=== Begin Enclosure ===
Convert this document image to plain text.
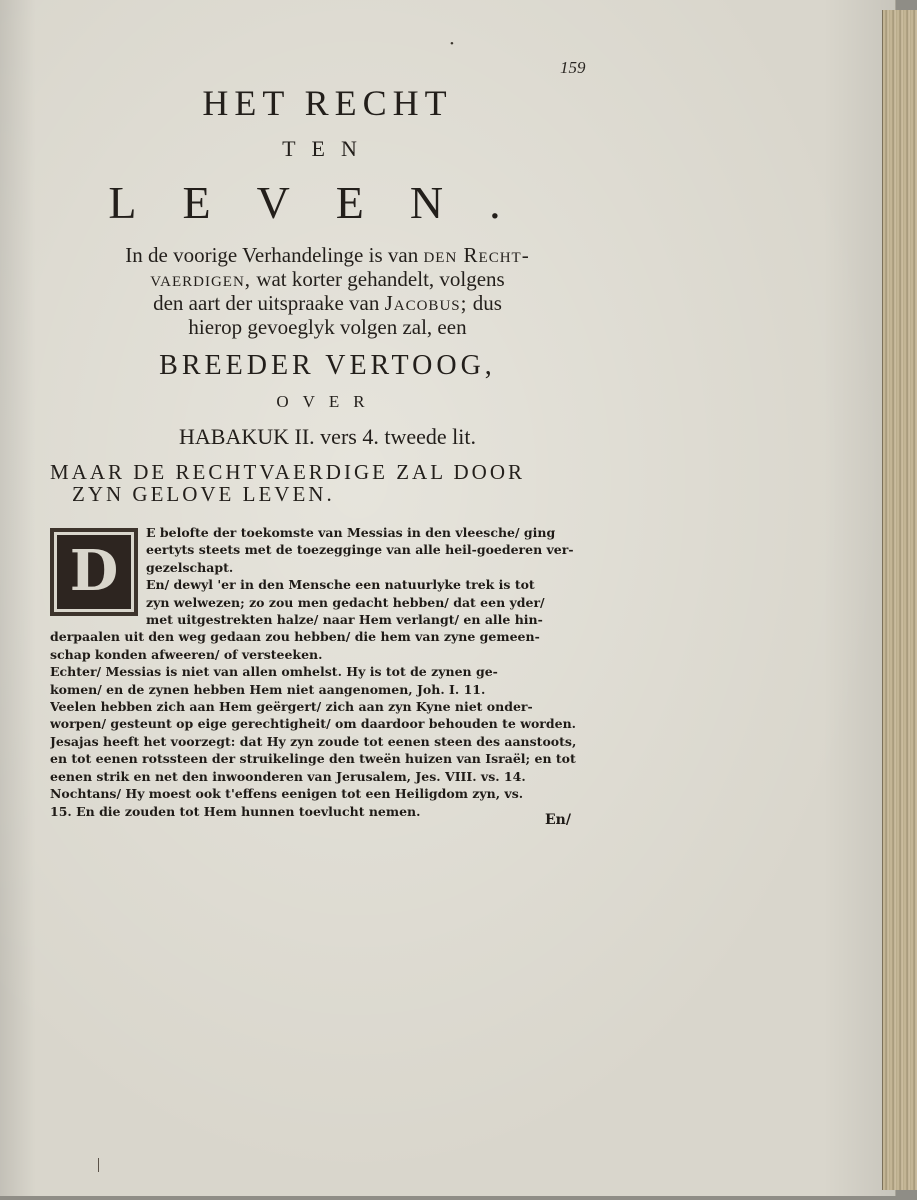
•
159
HET RECHT
TEN
LEVEN.
In de voorige Verhandelinge is van den Recht-
vaerdigen, wat korter gehandelt, volgens
den aart der uitspraake van Jacobus; dus
hierop gevoeglyk volgen zal, een
BREEDER VERTOOG,
OVER
HABAKUK II. vers 4. tweede lit.
MAAR DE RECHTVAERDIGE ZAL DOOR
ZYN GELOVE LEVEN.
D
E belofte der toekomste van Messias in den vleesche/ ging
eertyts steets met de toezegginge van alle heil-goederen ver-
gezelschapt.
En/ dewyl 'er in den Mensche een natuurlyke trek is tot
zyn welwezen; zo zou men gedacht hebben/ dat een yder/
met uitgestrekten halze/ naar Hem verlangt/ en alle hin-
derpaalen uit den weg gedaan zou hebben/ die hem van zyne gemeen-
schap konden afweeren/ of versteeken.
Echter/ Messias is niet van allen omhelst. Hy is tot de zynen ge-
komen/ en de zynen hebben Hem niet aangenomen, Joh. I. 11.
Veelen hebben zich aan Hem geërgert/ zich aan zyn Kyne niet onder-
worpen/ gesteunt op eige gerechtigheit/ om daardoor behouden te worden.
Jesajas heeft het voorzegt: dat Hy zyn zoude tot eenen steen des aanstoots,
en tot eenen rotssteen der struikelinge den tweën huizen van Israël; en tot
eenen strik en net den inwoonderen van Jerusalem, Jes. VIII. vs. 14.
Nochtans/ Hy moest ook t'effens eenigen tot een Heiligdom zyn, vs.
15. En die zouden tot Hem hunnen toevlucht nemen.
En/
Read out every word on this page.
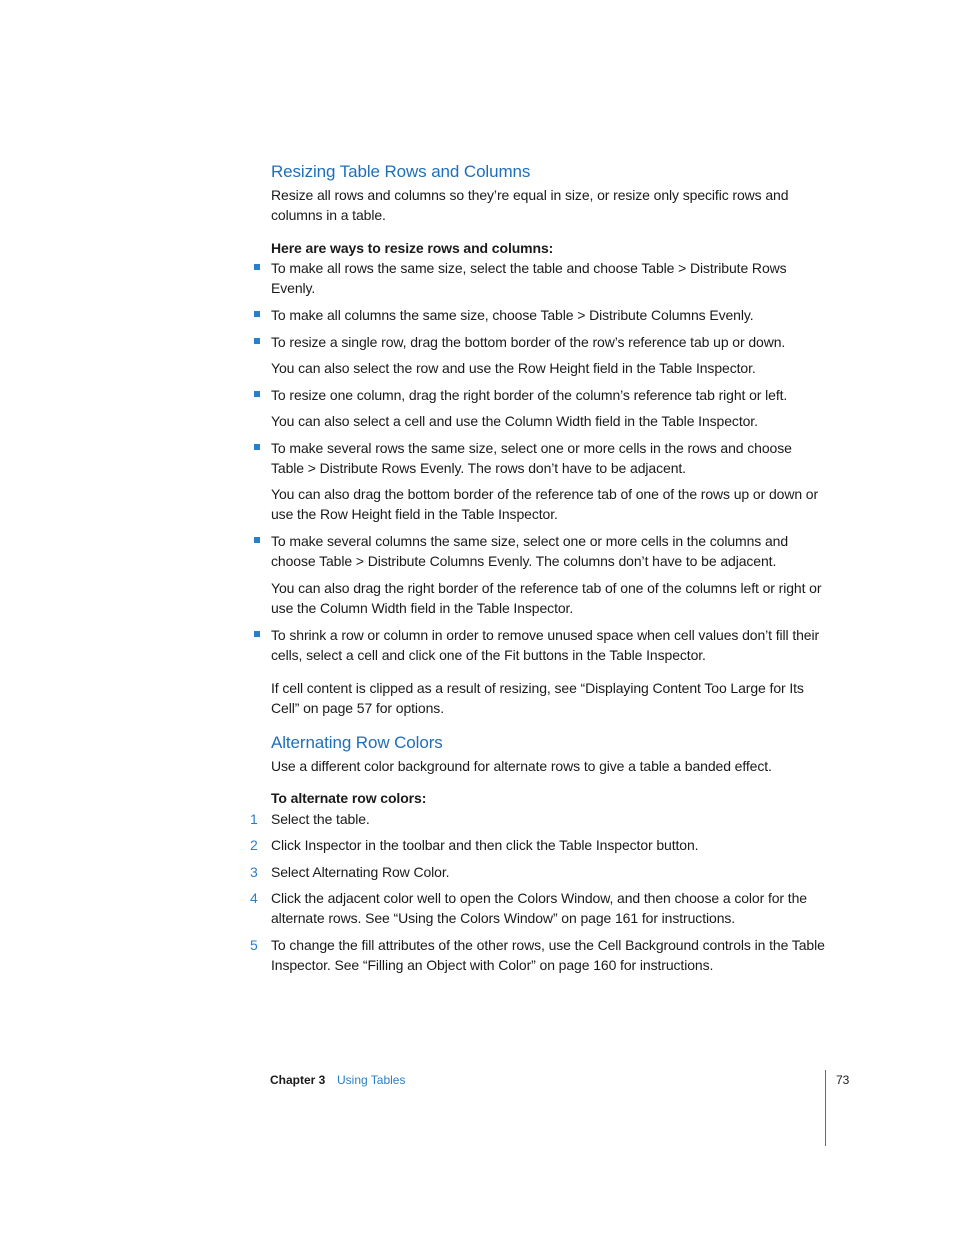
Resizing Table Rows and Columns

Resize all rows and columns so they’re equal in size, or resize only specific rows and columns in a table.

Here are ways to resize rows and columns:

To make all rows the same size, select the table and choose Table > Distribute Rows Evenly.

To make all columns the same size, choose Table > Distribute Columns Evenly.

To resize a single row, drag the bottom border of the row’s reference tab up or down.

You can also select the row and use the Row Height field in the Table Inspector.

To resize one column, drag the right border of the column’s reference tab right or left.

You can also select a cell and use the Column Width field in the Table Inspector.

To make several rows the same size, select one or more cells in the rows and choose Table > Distribute Rows Evenly. The rows don’t have to be adjacent.

You can also drag the bottom border of the reference tab of one of the rows up or down or use the Row Height field in the Table Inspector.

To make several columns the same size, select one or more cells in the columns and choose Table > Distribute Columns Evenly. The columns don’t have to be adjacent.

You can also drag the right border of the reference tab of one of the columns left or right or use the Column Width field in the Table Inspector.

To shrink a row or column in order to remove unused space when cell values don’t fill their cells, select a cell and click one of the Fit buttons in the Table Inspector.

If cell content is clipped as a result of resizing, see “Displaying Content Too Large for Its Cell” on page 57 for options.

Alternating Row Colors

Use a different color background for alternate rows to give a table a banded effect.

To alternate row colors:

1 Select the table.

2 Click Inspector in the toolbar and then click the Table Inspector button.

3 Select Alternating Row Color.

4 Click the adjacent color well to open the Colors Window, and then choose a color for the alternate rows. See “Using the Colors Window” on page 161 for instructions.

5 To change the fill attributes of the other rows, use the Cell Background controls in the Table Inspector. See “Filling an Object with Color” on page 160 for instructions.

Chapter 3 Using Tables	73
=== End Enclosure ===
## [EXERCISE PROMPT]
The complete set of records should be written out again, pictures excluded.

## [RESPONSE FOR THIS EXERCISE]
Convert this document image to plain text.
•
159
HET RECHT
TEN
LEVEN.
In de voorige Verhandelinge is van den Recht-
vaerdigen, wat korter gehandelt, volgens
den aart der uitspraake van Jacobus; dus
hierop gevoeglyk volgen zal, een
BREEDER VERTOOG,
OVER
HABAKUK II. vers 4. tweede lit.
MAAR DE RECHTVAERDIGE ZAL DOOR
ZYN GELOVE LEVEN.
D
E belofte der toekomste van Messias in den vleesche/ ging
eertyts steets met de toezegginge van alle heil-goederen ver-
gezelschapt.
En/ dewyl 'er in den Mensche een natuurlyke trek is tot
zyn welwezen; zo zou men gedacht hebben/ dat een yder/
met uitgestrekten halze/ naar Hem verlangt/ en alle hin-
derpaalen uit den weg gedaan zou hebben/ die hem van zyne gemeen-
schap konden afweeren/ of versteeken.
Echter/ Messias is niet van allen omhelst. Hy is tot de zynen ge-
komen/ en de zynen hebben Hem niet aangenomen, Joh. I. 11.
Veelen hebben zich aan Hem geërgert/ zich aan zyn Kyne niet onder-
worpen/ gesteunt op eige gerechtigheit/ om daardoor behouden te worden.
Jesajas heeft het voorzegt: dat Hy zyn zoude tot eenen steen des aanstoots,
en tot eenen rotssteen der struikelinge den tweën huizen van Israël; en tot
eenen strik en net den inwoonderen van Jerusalem, Jes. VIII. vs. 14.
Nochtans/ Hy moest ook t'effens eenigen tot een Heiligdom zyn, vs.
15. En die zouden tot Hem hunnen toevlucht nemen.
En/
Read out every word on this page.
Resizing Table Rows and Columns

Resize all rows and columns so they’re equal in size, or resize only specific rows and columns in a table.

Here are ways to resize rows and columns:

To make all rows the same size, select the table and choose Table > Distribute Rows Evenly.

To make all columns the same size, choose Table > Distribute Columns Evenly.

To resize a single row, drag the bottom border of the row’s reference tab up or down.

You can also select the row and use the Row Height field in the Table Inspector.

To resize one column, drag the right border of the column’s reference tab right or left.

You can also select a cell and use the Column Width field in the Table Inspector.

To make several rows the same size, select one or more cells in the rows and choose Table > Distribute Rows Evenly. The rows don’t have to be adjacent.

You can also drag the bottom border of the reference tab of one of the rows up or down or use the Row Height field in the Table Inspector.

To make several columns the same size, select one or more cells in the columns and choose Table > Distribute Columns Evenly. The columns don’t have to be adjacent.

You can also drag the right border of the reference tab of one of the columns left or right or use the Column Width field in the Table Inspector.

To shrink a row or column in order to remove unused space when cell values don’t fill their cells, select a cell and click one of the Fit buttons in the Table Inspector.

If cell content is clipped as a result of resizing, see “Displaying Content Too Large for Its Cell” on page 57 for options.

Alternating Row Colors

Use a different color background for alternate rows to give a table a banded effect.

To alternate row colors:

1 Select the table.

2 Click Inspector in the toolbar and then click the Table Inspector button.

3 Select Alternating Row Color.

4 Click the adjacent color well to open the Colors Window, and then choose a color for the alternate rows. See “Using the Colors Window” on page 161 for instructions.

5 To change the fill attributes of the other rows, use the Cell Background controls in the Table Inspector. See “Filling an Object with Color” on page 160 for instructions.

Chapter 3 Using Tables	73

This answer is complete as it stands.